### Problem description:
Copy the listing below in full and skip every picture.

======== Data supplied ========

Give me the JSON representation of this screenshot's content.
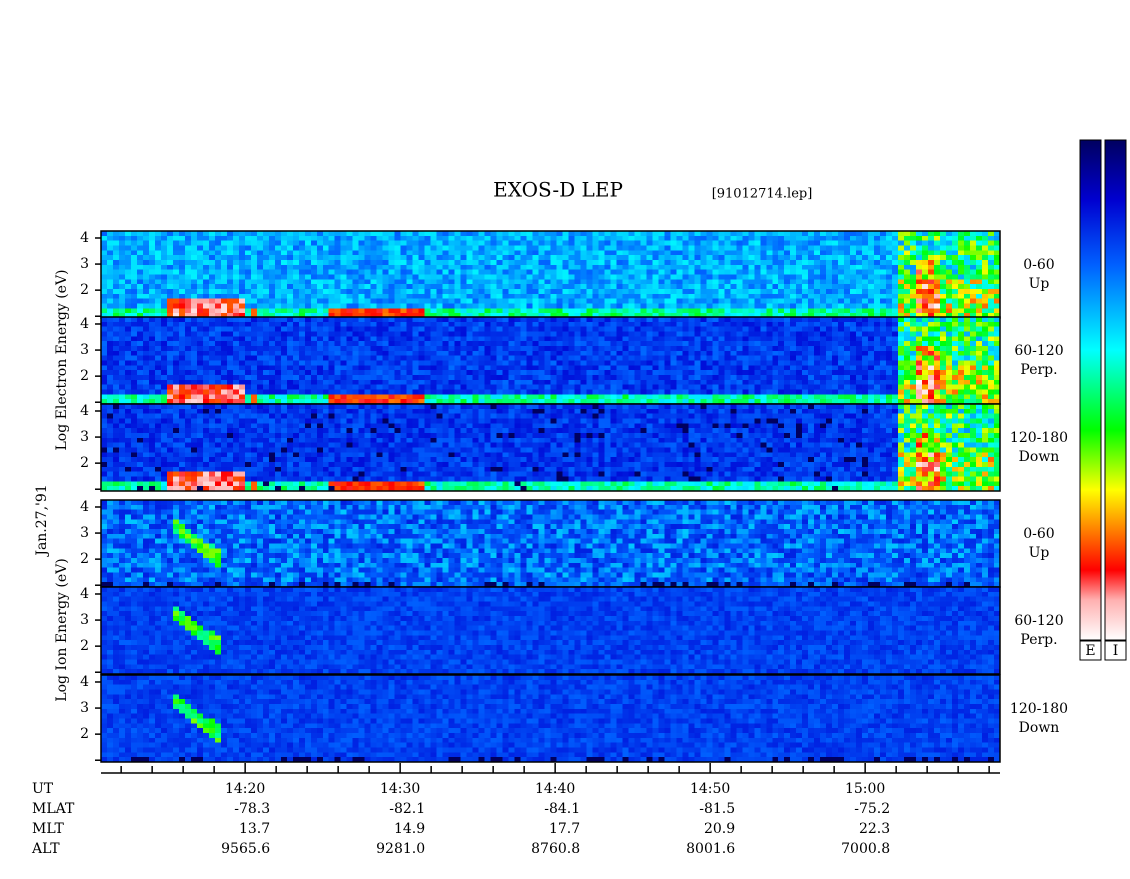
{
  "chart_data": {
    "type": "spectrogram",
    "title": "EXOS-D LEP",
    "subtitle": "[91012714.lep]",
    "date_label": "Jan.27,'91",
    "xlim": [
      10.7,
      68.7
    ],
    "xticks": [
      {
        "value": 20,
        "label": "14:20"
      },
      {
        "value": 30,
        "label": "14:30"
      },
      {
        "value": 40,
        "label": "14:40"
      },
      {
        "value": 50,
        "label": "14:50"
      },
      {
        "value": 60,
        "label": "15:00"
      }
    ],
    "xminor_ticks": [
      12,
      14,
      16,
      18,
      22,
      24,
      26,
      28,
      32,
      34,
      36,
      38,
      42,
      44,
      46,
      48,
      52,
      54,
      56,
      58,
      62,
      64,
      66,
      68
    ],
    "ylim": [
      0.97,
      4.23
    ],
    "yticks": [
      {
        "value": 1,
        "label": null
      },
      2,
      3,
      4
    ],
    "groups": [
      {
        "ylabel": "Log Electron Energy (eV)",
        "species": "electron",
        "panels": [
          {
            "label": "0-60",
            "sublabel": "Up"
          },
          {
            "label": "60-120",
            "sublabel": "Perp."
          },
          {
            "label": "120-180",
            "sublabel": "Down"
          }
        ]
      },
      {
        "ylabel": "Log Ion Energy (eV)",
        "species": "ion",
        "panels": [
          {
            "label": "0-60",
            "sublabel": "Up"
          },
          {
            "label": "60-120",
            "sublabel": "Perp."
          },
          {
            "label": "120-180",
            "sublabel": "Down"
          }
        ]
      }
    ],
    "ephemeris": [
      {
        "name": "UT",
        "values": []
      },
      {
        "name": "MLAT",
        "values": [
          "-78.3",
          "-82.1",
          "-84.1",
          "-81.5",
          "-75.2"
        ]
      },
      {
        "name": "MLT",
        "values": [
          "13.7",
          "14.9",
          "17.7",
          "20.9",
          "22.3"
        ]
      },
      {
        "name": "ALT",
        "values": [
          "9565.6",
          "9281.0",
          "8760.8",
          "8001.6",
          "7000.8"
        ]
      }
    ],
    "colorbars": [
      "E",
      "I"
    ]
  }
}
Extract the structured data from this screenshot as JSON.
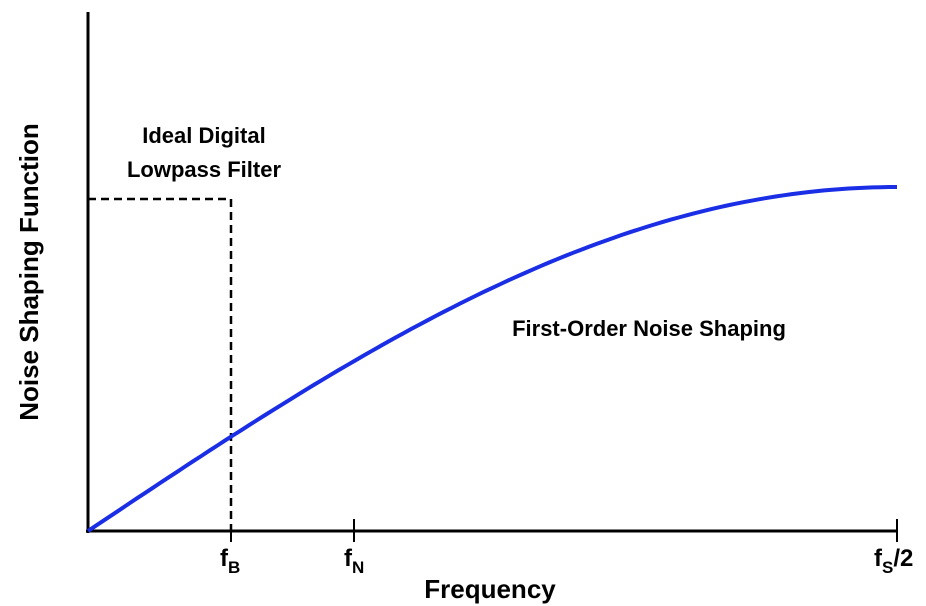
{
  "axes": {
    "x_label": "Frequency",
    "y_label": "Noise Shaping Function",
    "ticks": [
      {
        "base": "f",
        "sub": "B"
      },
      {
        "base": "f",
        "sub": "N"
      },
      {
        "base": "f",
        "sub": "S",
        "suffix": "/2"
      }
    ]
  },
  "annotations": {
    "filter": [
      "Ideal Digital",
      "Lowpass Filter"
    ],
    "curve": "First-Order Noise Shaping"
  }
}
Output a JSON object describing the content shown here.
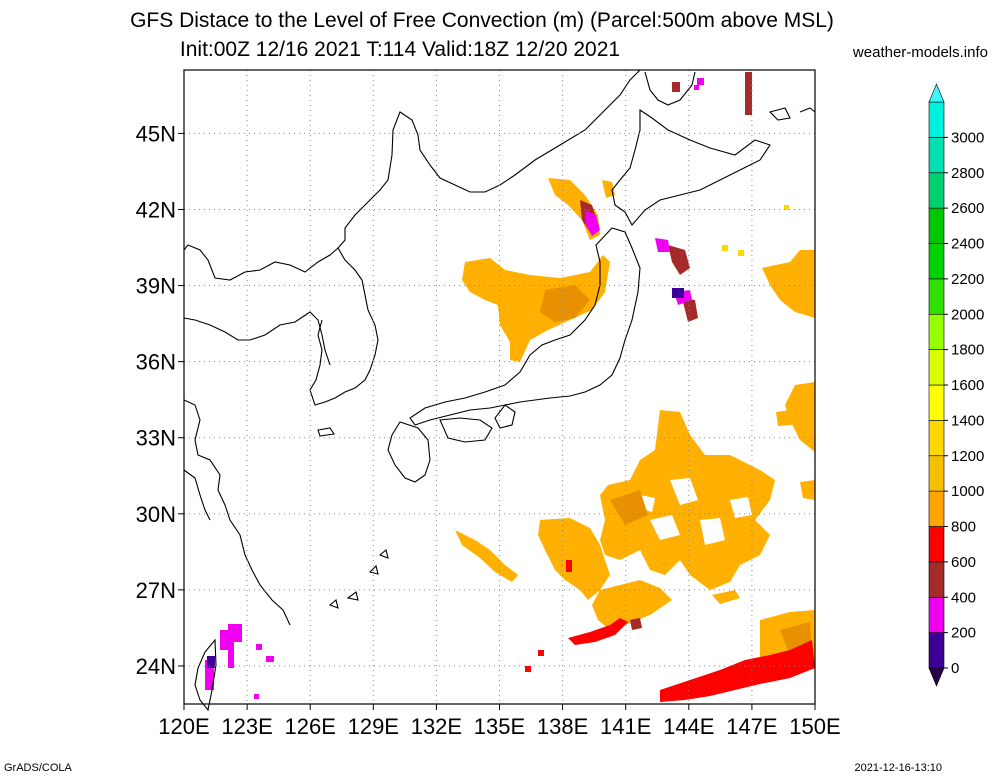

========

### Answer in full:
Give me the JSON representation of this screenshot's content.
{
  "chart_data": {
    "type": "spectrogram",
    "title": "EXOS-D LEP",
    "subtitle": "[91012714.lep]",
    "date_label": "Jan.27,'91",
    "xlim": [
      10.7,
      68.7
    ],
    "xticks": [
      {
        "value": 20,
        "label": "14:20"
      },
      {
        "value": 30,
        "label": "14:30"
      },
      {
        "value": 40,
        "label": "14:40"
      },
      {
        "value": 50,
        "label": "14:50"
      },
      {
        "value": 60,
        "label": "15:00"
      }
    ],
    "xminor_ticks": [
      12,
      14,
      16,
      18,
      22,
      24,
      26,
      28,
      32,
      34,
      36,
      38,
      42,
      44,
      46,
      48,
      52,
      54,
      56,
      58,
      62,
      64,
      66,
      68
    ],
    "ylim": [
      0.97,
      4.23
    ],
    "yticks": [
      {
        "value": 1,
        "label": null
      },
      2,
      3,
      4
    ],
    "groups": [
      {
        "ylabel": "Log Electron Energy (eV)",
        "species": "electron",
        "panels": [
          {
            "label": "0-60",
            "sublabel": "Up"
          },
          {
            "label": "60-120",
            "sublabel": "Perp."
          },
          {
            "label": "120-180",
            "sublabel": "Down"
          }
        ]
      },
      {
        "ylabel": "Log Ion Energy (eV)",
        "species": "ion",
        "panels": [
          {
            "label": "0-60",
            "sublabel": "Up"
          },
          {
            "label": "60-120",
            "sublabel": "Perp."
          },
          {
            "label": "120-180",
            "sublabel": "Down"
          }
        ]
      }
    ],
    "ephemeris": [
      {
        "name": "UT",
        "values": []
      },
      {
        "name": "MLAT",
        "values": [
          "-78.3",
          "-82.1",
          "-84.1",
          "-81.5",
          "-75.2"
        ]
      },
      {
        "name": "MLT",
        "values": [
          "13.7",
          "14.9",
          "17.7",
          "20.9",
          "22.3"
        ]
      },
      {
        "name": "ALT",
        "values": [
          "9565.6",
          "9281.0",
          "8760.8",
          "8001.6",
          "7000.8"
        ]
      }
    ],
    "colorbars": [
      "E",
      "I"
    ]
  }
}
Extract the structured data from this screenshot as JSON.
{
  "axes": {
    "x_label": "Frequency",
    "y_label": "Noise Shaping Function",
    "ticks": [
      {
        "base": "f",
        "sub": "B"
      },
      {
        "base": "f",
        "sub": "N"
      },
      {
        "base": "f",
        "sub": "S",
        "suffix": "/2"
      }
    ]
  },
  "annotations": {
    "filter": [
      "Ideal Digital",
      "Lowpass Filter"
    ],
    "curve": "First-Order Noise Shaping"
  }
}
Output a JSON object describing the content shown here.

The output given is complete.